WHAT IS BEING ASKED:
Without the pictures, reproduce the records that follow exactly.

PROVIDED RECORDS:
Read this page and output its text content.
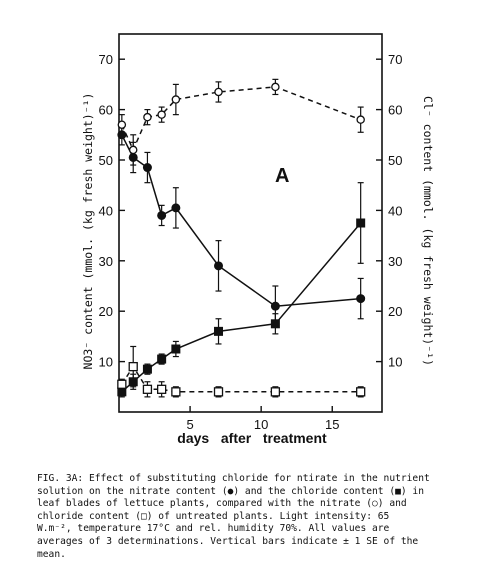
10	10
20	20
30	30
40	40
50	50
60	60
70	70
5	10	15
A
days   after   treatment
NO3⁻ content (mmol. (kg fresh weight)⁻¹)	Cl⁻ content (mmol. (kg fresh weight)⁻¹)

FIG. 3A: Effect of substituting chloride for ntirate in the nutrient
solution on the nitrate content (●) and the chloride content (■) in
leaf blades of lettuce plants, compared with the nitrate (○) and
chloride content (□) of untreated plants. Light intensity: 65
W.m⁻², temperature 17°C and rel. humidity 70%. All values are
averages of 3 determinations. Vertical bars indicate ± 1 SE of the
mean.
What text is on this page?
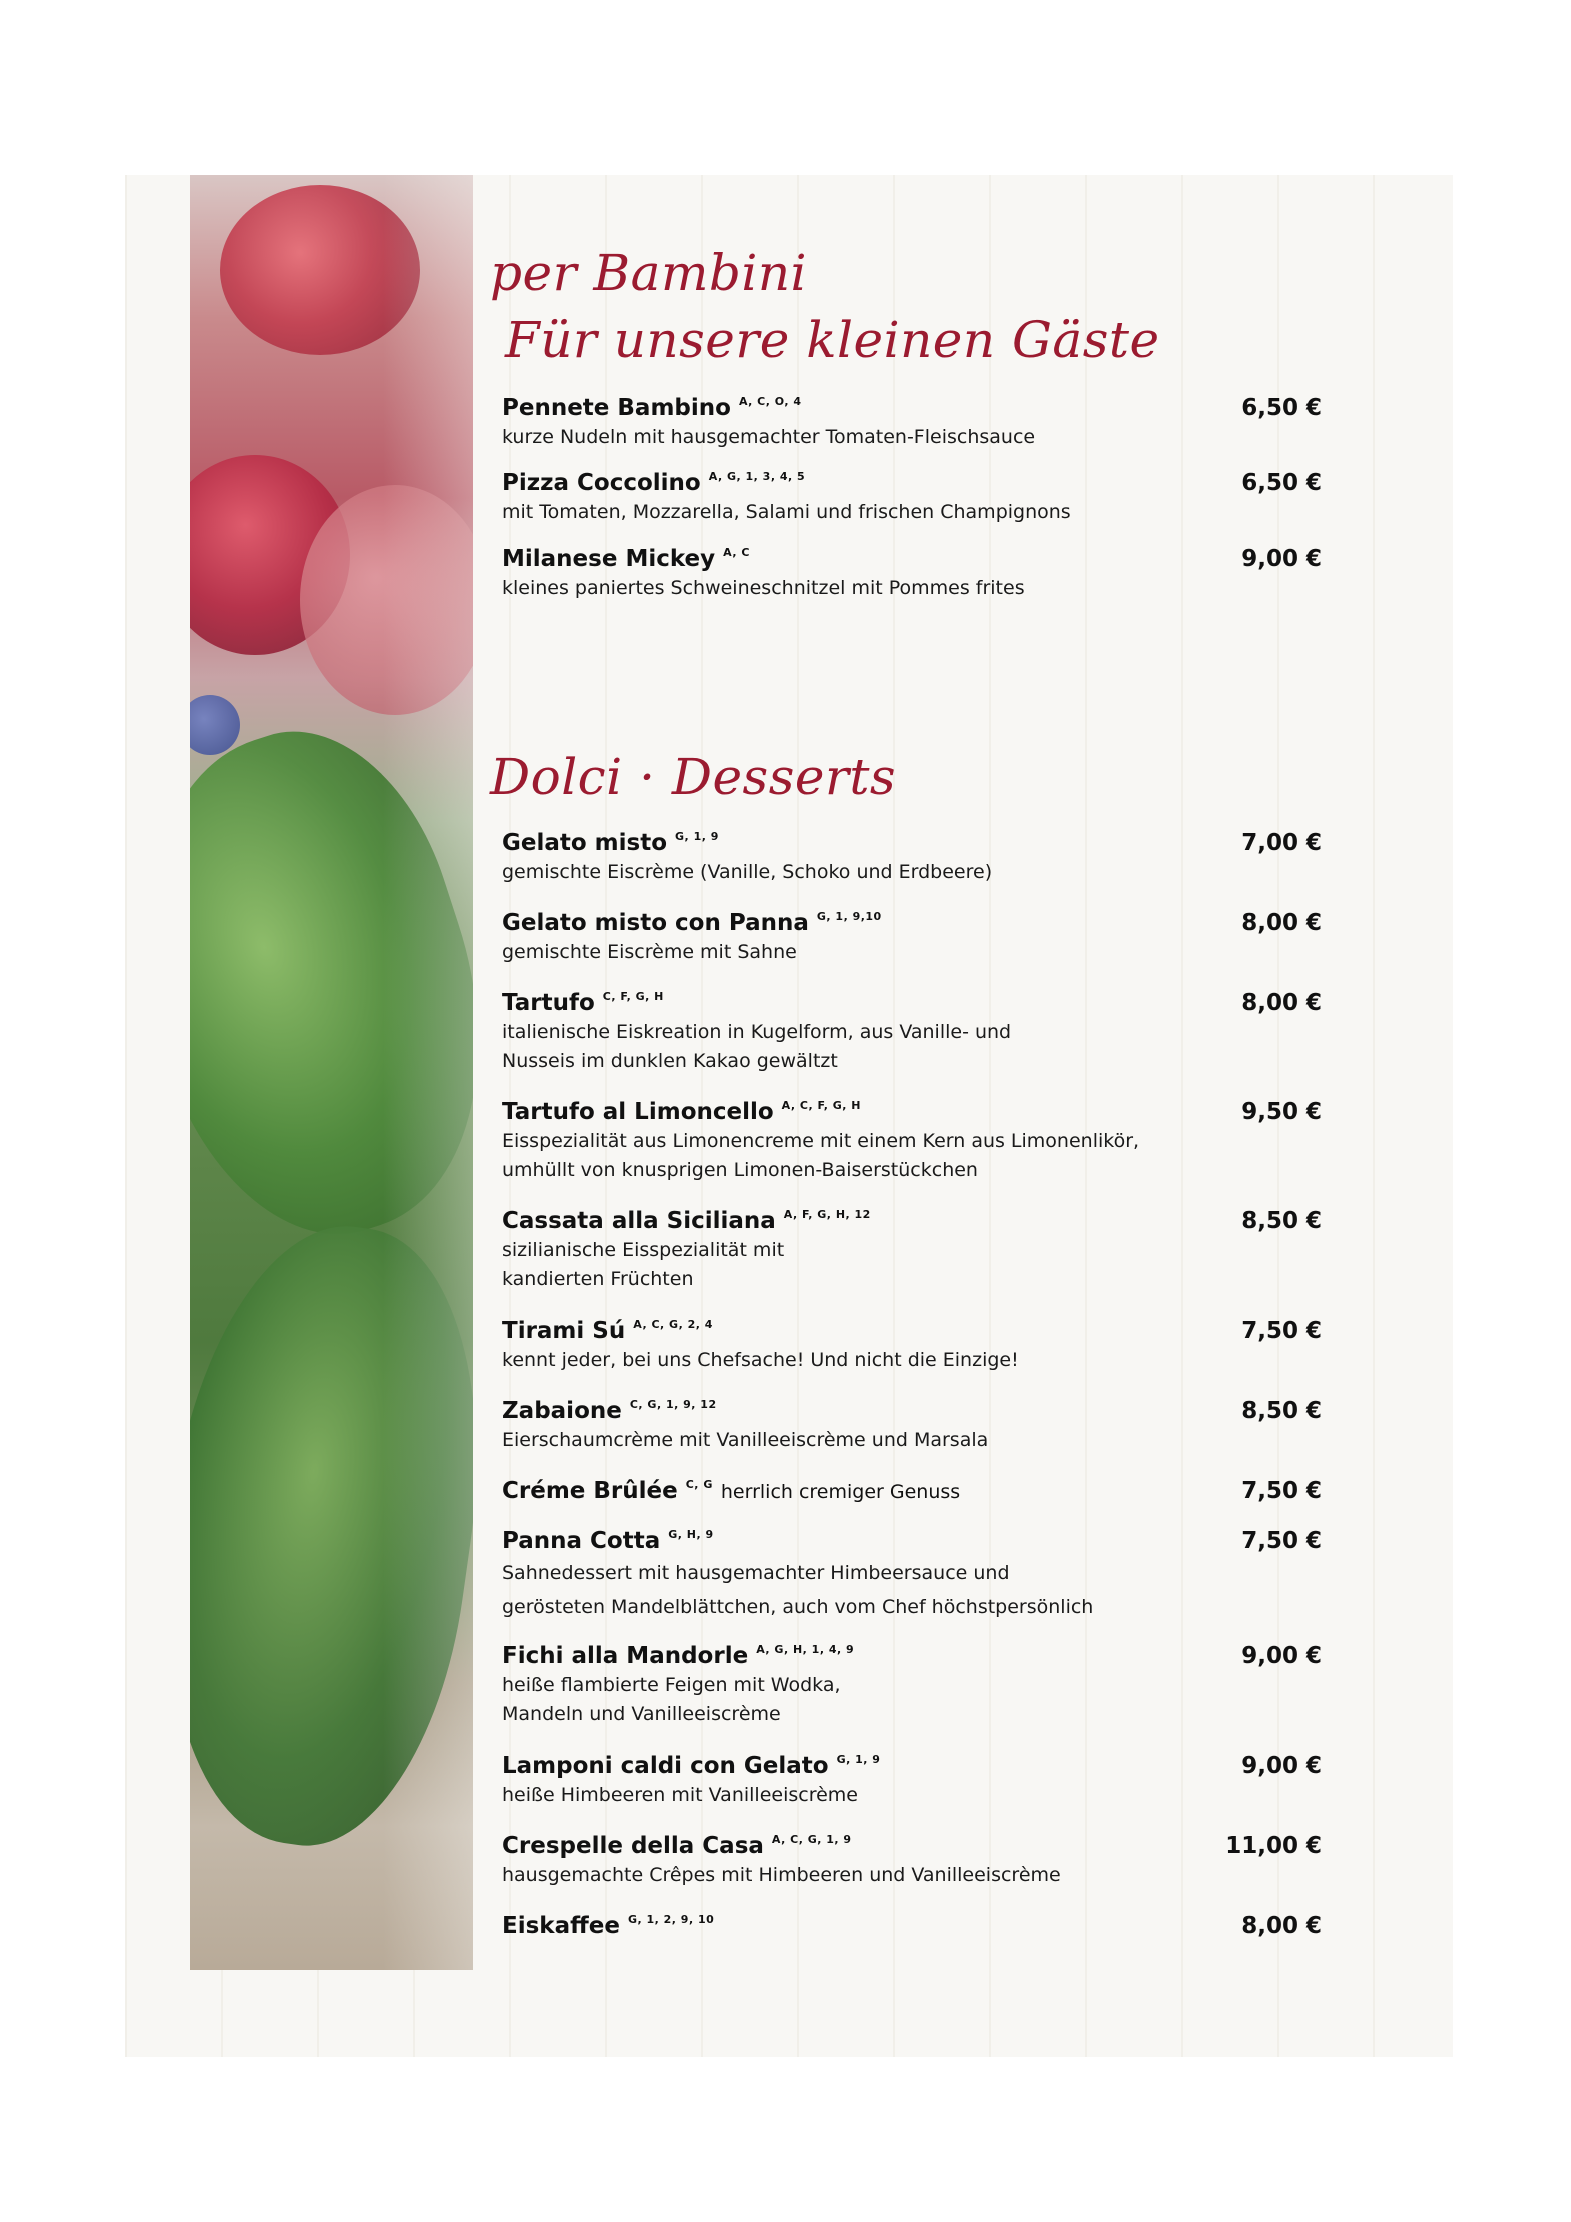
per Bambini
Für unsere kleinen Gäste
Pennete Bambino $^{A, C, O, 4}$
kurze Nudeln mit hausgemachter Tomaten-Fleischsauce
6,50 €
Pizza Coccolino $^{A, G, 1, 3, 4, 5}$
mit Tomaten, Mozzarella, Salami und frischen Champignons
6,50 €
Milanese Mickey $^{A, C}$
kleines paniertes Schweineschnitzel mit Pommes frites
9,00 €
Dolci · Desserts
Gelato misto $^{G, 1, 9}$
gemischte Eiscrème (Vanille, Schoko und Erdbeere)
7,00 €
Gelato misto con Panna $^{G, 1, 9,10}$
gemischte Eiscrème mit Sahne
8,00 €
Tartufo $^{C, F, G, H}$
italienische Eiskreation in Kugelform, aus Vanille- und
Nusseis im dunklen Kakao gewältzt
8,00 €
Tartufo al Limoncello $^{A, C, F, G, H}$
Eisspezialität aus Limonencreme mit einem Kern aus Limonenlikör,
umhüllt von knusprigen Limonen-Baiserstückchen
9,50 €
Cassata alla Siciliana $^{A, F, G, H, 12}$
sizilianische Eisspezialität mit
kandierten Früchten
8,50 €
Tirami Sú $^{A, C, G, 2, 4}$
kennt jeder, bei uns Chefsache! Und nicht die Einzige!
7,50 €
Zabaione $^{C, G, 1, 9, 12}$
Eierschaumcrème mit Vanilleeiscrème und Marsala
8,50 €
Créme Brûlée $^{C, G}$ herrlich cremiger Genuss	7,50 €
Panna Cotta $^{G, H, 9}$
Sahnedessert mit hausgemachter Himbeersauce und
gerösteten Mandelblättchen, auch vom Chef höchstpersönlich
7,50 €
Fichi alla Mandorle $^{A, G, H, 1, 4, 9}$
heiße flambierte Feigen mit Wodka,
Mandeln und Vanilleeiscrème
9,00 €
Lamponi caldi con Gelato $^{G, 1, 9}$
heiße Himbeeren mit Vanilleeiscrème
9,00 €
Crespelle della Casa $^{A, C, G, 1, 9}$
hausgemachte Crêpes mit Himbeeren und Vanilleeiscrème
11,00 €
Eiskaffee $^{G, 1, 2, 9, 10}$	8,00 €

RESPONSE:
Read this page and output its text content.
10	10
20	20
30	30
40	40
50	50
60	60
70	70
5	10	15
A
days   after   treatment
NO3⁻ content (mmol. (kg fresh weight)⁻¹)	Cl⁻ content (mmol. (kg fresh weight)⁻¹)

FIG. 3A: Effect of substituting chloride for ntirate in the nutrient
solution on the nitrate content (●) and the chloride content (■) in
leaf blades of lettuce plants, compared with the nitrate (○) and
chloride content (□) of untreated plants. Light intensity: 65
W.m⁻², temperature 17°C and rel. humidity 70%. All values are
averages of 3 determinations. Vertical bars indicate ± 1 SE of the
mean.
What text is on this page?
per Bambini
Für unsere kleinen Gäste
Pennete Bambino $^{A, C, O, 4}$
kurze Nudeln mit hausgemachter Tomaten-Fleischsauce
6,50 €
Pizza Coccolino $^{A, G, 1, 3, 4, 5}$
mit Tomaten, Mozzarella, Salami und frischen Champignons
6,50 €
Milanese Mickey $^{A, C}$
kleines paniertes Schweineschnitzel mit Pommes frites
9,00 €
Dolci · Desserts
Gelato misto $^{G, 1, 9}$
gemischte Eiscrème (Vanille, Schoko und Erdbeere)
7,00 €
Gelato misto con Panna $^{G, 1, 9,10}$
gemischte Eiscrème mit Sahne
8,00 €
Tartufo $^{C, F, G, H}$
italienische Eiskreation in Kugelform, aus Vanille- und
Nusseis im dunklen Kakao gewältzt
8,00 €
Tartufo al Limoncello $^{A, C, F, G, H}$
Eisspezialität aus Limonencreme mit einem Kern aus Limonenlikör,
umhüllt von knusprigen Limonen-Baiserstückchen
9,50 €
Cassata alla Siciliana $^{A, F, G, H, 12}$
sizilianische Eisspezialität mit
kandierten Früchten
8,50 €
Tirami Sú $^{A, C, G, 2, 4}$
kennt jeder, bei uns Chefsache! Und nicht die Einzige!
7,50 €
Zabaione $^{C, G, 1, 9, 12}$
Eierschaumcrème mit Vanilleeiscrème und Marsala
8,50 €
Créme Brûlée $^{C, G}$ herrlich cremiger Genuss	7,50 €
Panna Cotta $^{G, H, 9}$
Sahnedessert mit hausgemachter Himbeersauce und
gerösteten Mandelblättchen, auch vom Chef höchstpersönlich
7,50 €
Fichi alla Mandorle $^{A, G, H, 1, 4, 9}$
heiße flambierte Feigen mit Wodka,
Mandeln und Vanilleeiscrème
9,00 €
Lamponi caldi con Gelato $^{G, 1, 9}$
heiße Himbeeren mit Vanilleeiscrème
9,00 €
Crespelle della Casa $^{A, C, G, 1, 9}$
hausgemachte Crêpes mit Himbeeren und Vanilleeiscrème
11,00 €
Eiskaffee $^{G, 1, 2, 9, 10}$	8,00 €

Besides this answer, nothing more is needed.